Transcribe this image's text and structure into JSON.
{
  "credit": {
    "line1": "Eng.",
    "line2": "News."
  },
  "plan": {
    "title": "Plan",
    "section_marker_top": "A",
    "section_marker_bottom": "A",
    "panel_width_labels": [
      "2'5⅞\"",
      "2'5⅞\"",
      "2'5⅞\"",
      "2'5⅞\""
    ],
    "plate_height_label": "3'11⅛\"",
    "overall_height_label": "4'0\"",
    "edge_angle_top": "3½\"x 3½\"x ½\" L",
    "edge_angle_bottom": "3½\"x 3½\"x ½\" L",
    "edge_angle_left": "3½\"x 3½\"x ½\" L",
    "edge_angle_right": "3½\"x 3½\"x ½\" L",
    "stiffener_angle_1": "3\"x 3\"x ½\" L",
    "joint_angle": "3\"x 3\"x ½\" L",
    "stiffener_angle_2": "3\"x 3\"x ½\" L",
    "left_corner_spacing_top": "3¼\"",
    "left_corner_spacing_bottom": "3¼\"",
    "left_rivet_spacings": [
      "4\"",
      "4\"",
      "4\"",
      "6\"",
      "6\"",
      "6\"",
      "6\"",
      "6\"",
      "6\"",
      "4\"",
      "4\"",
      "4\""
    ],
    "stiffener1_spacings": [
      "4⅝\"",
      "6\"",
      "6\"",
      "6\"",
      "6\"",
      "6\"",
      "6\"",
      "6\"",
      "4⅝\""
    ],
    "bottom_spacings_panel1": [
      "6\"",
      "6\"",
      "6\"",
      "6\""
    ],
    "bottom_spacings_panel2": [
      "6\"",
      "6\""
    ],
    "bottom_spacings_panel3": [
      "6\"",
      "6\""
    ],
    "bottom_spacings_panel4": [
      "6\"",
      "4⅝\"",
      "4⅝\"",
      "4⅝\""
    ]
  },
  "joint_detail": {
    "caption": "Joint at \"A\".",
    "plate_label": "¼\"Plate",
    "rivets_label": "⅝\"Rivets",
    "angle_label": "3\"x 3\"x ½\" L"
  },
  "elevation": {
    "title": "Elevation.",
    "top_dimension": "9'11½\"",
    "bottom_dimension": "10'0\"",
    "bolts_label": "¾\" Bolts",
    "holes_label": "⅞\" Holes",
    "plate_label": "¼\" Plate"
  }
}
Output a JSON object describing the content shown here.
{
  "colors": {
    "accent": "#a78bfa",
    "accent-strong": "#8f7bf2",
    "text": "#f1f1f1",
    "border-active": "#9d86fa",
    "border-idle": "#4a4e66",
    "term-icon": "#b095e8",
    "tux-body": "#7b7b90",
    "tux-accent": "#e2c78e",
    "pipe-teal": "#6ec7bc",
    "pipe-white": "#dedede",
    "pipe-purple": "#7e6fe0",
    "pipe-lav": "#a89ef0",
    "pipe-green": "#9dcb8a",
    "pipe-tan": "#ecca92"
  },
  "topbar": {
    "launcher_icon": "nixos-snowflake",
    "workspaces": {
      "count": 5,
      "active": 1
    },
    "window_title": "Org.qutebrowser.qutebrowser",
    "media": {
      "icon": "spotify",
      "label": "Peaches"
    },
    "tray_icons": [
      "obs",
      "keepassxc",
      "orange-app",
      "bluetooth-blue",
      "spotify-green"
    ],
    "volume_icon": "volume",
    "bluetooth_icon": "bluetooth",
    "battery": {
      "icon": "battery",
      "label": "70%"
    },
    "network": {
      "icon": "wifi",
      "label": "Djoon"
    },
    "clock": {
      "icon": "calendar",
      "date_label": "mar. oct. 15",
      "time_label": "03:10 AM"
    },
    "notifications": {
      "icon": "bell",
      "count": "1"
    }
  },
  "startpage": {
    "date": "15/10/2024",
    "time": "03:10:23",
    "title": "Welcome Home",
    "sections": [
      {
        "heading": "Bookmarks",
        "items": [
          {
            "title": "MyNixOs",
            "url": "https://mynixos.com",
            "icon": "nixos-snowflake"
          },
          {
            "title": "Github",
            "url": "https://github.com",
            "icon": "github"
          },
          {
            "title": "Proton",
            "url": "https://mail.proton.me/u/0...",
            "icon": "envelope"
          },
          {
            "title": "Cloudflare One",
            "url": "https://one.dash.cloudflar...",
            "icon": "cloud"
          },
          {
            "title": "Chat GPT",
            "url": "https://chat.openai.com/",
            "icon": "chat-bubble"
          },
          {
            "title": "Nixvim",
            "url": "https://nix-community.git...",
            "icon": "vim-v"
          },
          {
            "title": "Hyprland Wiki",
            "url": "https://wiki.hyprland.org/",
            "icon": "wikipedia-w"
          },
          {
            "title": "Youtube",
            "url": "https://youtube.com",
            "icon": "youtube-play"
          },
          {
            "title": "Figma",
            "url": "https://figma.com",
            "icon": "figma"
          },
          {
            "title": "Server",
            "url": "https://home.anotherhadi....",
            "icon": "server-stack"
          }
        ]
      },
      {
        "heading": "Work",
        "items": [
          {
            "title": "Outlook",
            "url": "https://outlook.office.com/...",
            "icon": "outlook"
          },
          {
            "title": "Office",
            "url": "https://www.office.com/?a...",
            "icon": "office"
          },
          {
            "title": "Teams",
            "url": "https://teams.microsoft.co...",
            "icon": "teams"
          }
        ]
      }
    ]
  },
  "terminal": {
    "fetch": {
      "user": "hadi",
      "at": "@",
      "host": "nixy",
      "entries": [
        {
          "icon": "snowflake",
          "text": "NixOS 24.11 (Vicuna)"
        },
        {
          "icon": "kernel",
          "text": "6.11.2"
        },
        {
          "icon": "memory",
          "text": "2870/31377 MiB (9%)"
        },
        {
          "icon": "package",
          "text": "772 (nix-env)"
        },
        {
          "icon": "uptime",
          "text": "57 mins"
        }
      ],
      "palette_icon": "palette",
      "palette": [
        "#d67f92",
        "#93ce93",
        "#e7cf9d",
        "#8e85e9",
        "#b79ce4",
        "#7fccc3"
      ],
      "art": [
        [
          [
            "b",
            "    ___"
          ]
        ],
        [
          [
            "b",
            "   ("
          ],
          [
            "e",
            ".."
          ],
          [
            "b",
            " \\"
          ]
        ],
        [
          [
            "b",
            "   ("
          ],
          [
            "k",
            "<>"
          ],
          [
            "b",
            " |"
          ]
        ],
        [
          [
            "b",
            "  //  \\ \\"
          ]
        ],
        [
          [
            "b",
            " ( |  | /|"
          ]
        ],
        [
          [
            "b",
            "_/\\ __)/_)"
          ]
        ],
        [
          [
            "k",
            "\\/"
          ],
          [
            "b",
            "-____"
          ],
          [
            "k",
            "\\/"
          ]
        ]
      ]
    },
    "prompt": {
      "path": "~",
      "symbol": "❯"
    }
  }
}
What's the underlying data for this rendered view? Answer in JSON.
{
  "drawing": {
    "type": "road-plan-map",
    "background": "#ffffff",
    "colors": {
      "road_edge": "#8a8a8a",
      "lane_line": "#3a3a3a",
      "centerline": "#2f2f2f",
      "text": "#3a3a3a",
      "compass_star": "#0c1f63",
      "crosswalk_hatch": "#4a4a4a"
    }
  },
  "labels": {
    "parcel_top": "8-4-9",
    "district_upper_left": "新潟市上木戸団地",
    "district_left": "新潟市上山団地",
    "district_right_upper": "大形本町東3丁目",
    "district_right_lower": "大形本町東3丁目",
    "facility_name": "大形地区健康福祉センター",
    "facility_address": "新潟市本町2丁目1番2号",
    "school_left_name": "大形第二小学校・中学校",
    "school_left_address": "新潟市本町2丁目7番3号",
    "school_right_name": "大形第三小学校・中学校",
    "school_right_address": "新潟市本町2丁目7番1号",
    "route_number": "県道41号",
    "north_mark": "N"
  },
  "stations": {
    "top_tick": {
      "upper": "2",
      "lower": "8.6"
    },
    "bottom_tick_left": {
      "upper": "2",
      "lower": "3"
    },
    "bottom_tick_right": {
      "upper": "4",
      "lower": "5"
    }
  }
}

What you are asked to do. Say the number of lines in the listing that hold "accent", with no added words.

Finished exercise. 3